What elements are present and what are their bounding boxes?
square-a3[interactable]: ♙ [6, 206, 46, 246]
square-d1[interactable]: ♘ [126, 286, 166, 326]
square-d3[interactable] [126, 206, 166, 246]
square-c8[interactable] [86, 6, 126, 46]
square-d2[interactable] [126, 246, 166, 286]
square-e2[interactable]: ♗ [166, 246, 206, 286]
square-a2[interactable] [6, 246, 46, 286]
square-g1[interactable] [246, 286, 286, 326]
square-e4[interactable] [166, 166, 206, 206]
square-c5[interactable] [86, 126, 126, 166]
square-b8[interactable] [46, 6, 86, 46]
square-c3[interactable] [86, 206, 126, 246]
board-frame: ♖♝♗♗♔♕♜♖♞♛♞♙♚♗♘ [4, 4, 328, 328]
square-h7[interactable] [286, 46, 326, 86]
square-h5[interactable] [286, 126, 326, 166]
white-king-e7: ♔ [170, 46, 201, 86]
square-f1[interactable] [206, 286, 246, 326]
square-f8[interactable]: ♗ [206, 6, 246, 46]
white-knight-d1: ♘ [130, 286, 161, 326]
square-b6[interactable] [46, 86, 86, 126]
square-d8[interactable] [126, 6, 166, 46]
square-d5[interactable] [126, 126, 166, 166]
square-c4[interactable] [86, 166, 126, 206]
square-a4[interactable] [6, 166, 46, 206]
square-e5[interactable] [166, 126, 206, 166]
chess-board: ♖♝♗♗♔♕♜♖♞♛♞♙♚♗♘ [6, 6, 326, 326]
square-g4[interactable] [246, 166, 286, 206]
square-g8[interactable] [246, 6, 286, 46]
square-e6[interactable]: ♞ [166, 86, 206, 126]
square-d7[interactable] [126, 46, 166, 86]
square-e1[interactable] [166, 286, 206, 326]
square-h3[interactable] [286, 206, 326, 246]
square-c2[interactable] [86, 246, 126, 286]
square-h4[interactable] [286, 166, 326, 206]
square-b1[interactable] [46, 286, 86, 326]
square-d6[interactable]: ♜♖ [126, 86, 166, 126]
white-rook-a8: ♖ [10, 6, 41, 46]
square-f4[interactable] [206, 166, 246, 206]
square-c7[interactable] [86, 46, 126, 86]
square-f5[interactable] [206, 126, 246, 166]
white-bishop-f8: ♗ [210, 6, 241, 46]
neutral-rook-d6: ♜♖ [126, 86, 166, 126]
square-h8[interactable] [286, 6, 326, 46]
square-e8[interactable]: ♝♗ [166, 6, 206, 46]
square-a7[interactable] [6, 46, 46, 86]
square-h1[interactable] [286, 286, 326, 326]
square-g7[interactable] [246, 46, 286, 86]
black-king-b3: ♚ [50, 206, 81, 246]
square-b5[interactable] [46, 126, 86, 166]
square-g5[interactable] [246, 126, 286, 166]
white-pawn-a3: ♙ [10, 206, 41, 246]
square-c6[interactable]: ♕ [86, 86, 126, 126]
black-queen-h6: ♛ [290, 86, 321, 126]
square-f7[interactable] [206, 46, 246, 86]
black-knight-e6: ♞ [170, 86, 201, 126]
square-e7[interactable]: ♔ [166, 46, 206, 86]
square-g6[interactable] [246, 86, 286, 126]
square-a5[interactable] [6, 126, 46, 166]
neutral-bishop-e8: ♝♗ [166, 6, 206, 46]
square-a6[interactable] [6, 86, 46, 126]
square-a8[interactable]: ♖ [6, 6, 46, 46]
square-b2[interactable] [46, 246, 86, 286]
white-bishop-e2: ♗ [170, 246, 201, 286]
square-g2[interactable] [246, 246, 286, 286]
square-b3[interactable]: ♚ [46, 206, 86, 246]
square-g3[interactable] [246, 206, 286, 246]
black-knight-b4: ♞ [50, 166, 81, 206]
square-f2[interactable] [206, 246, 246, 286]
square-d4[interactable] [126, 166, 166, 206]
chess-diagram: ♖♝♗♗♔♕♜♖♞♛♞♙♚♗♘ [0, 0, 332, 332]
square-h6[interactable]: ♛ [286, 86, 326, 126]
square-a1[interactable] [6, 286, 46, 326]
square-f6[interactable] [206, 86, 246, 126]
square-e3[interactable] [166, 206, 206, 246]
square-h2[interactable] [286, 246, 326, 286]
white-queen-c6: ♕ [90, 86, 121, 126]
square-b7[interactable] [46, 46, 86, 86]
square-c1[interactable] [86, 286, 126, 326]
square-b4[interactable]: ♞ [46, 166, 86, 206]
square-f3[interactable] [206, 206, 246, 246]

========

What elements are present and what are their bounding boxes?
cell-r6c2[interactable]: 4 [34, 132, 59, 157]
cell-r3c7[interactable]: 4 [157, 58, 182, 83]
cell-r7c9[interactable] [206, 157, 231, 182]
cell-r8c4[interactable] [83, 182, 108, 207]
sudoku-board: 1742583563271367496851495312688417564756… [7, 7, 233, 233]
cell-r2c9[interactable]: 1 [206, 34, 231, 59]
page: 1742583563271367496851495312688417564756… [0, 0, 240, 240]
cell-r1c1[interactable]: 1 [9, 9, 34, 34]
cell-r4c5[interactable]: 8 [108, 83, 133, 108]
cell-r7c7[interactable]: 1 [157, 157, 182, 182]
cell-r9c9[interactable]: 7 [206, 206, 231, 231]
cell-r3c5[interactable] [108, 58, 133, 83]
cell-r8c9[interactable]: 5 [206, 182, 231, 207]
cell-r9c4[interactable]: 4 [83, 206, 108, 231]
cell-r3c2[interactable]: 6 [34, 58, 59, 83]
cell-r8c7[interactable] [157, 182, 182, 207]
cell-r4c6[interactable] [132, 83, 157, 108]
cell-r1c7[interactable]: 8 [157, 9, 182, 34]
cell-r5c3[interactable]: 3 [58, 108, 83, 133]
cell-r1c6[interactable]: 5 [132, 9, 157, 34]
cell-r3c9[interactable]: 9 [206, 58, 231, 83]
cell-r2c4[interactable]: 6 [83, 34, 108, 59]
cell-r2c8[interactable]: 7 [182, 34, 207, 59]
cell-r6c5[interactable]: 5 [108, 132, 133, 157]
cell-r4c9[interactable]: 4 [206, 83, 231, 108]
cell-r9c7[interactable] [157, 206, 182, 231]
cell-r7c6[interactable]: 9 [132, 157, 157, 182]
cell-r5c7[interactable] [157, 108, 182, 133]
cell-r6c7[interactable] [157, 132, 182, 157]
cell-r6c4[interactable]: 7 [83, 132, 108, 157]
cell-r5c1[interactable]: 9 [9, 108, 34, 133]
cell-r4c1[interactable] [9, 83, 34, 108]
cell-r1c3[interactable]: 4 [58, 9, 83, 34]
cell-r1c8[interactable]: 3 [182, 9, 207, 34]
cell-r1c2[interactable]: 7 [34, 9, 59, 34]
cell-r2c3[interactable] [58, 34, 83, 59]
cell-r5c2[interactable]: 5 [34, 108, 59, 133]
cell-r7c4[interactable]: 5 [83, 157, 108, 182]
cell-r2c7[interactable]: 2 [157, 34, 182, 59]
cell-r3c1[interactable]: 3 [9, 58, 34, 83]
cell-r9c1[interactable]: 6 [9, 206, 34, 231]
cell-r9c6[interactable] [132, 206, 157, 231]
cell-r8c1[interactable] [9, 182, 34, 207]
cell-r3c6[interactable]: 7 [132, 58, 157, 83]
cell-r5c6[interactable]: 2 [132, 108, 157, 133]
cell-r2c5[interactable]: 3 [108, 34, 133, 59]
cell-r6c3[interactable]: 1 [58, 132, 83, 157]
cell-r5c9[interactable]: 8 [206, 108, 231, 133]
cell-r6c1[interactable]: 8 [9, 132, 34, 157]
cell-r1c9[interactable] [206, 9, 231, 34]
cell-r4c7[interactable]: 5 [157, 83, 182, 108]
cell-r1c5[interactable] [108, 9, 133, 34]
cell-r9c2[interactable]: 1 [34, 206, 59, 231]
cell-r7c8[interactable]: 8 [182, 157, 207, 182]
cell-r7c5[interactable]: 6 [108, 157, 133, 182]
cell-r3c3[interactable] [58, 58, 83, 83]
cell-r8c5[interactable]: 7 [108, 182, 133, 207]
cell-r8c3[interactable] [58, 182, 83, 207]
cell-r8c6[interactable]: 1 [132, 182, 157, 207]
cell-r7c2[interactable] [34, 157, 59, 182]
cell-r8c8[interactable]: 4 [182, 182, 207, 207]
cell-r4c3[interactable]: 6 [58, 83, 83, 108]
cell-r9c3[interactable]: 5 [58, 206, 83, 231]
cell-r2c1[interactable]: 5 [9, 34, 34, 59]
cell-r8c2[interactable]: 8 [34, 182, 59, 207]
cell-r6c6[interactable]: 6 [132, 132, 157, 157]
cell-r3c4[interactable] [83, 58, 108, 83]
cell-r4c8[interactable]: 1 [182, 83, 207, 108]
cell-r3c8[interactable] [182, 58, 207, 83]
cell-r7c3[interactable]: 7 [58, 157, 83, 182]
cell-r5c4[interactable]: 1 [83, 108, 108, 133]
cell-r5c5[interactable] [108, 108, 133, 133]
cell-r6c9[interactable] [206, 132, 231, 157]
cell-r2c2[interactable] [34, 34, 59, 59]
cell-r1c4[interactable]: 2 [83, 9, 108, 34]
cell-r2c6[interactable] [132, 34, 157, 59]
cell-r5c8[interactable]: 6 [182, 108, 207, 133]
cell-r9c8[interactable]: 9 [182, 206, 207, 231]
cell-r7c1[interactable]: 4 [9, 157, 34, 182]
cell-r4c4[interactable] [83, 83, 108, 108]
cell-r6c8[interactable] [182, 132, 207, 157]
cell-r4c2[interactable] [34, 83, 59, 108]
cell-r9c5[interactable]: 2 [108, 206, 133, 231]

========

• GOAL
Collect every row that contains the string "bishop" and copy each one out in full. Matching is case-sensitive.

• THE COMPLETED TASK
white-bishop-f8: ♗ [210, 6, 241, 46]
neutral-bishop-e8: ♝♗ [166, 6, 206, 46]
white-bishop-e2: ♗ [170, 246, 201, 286]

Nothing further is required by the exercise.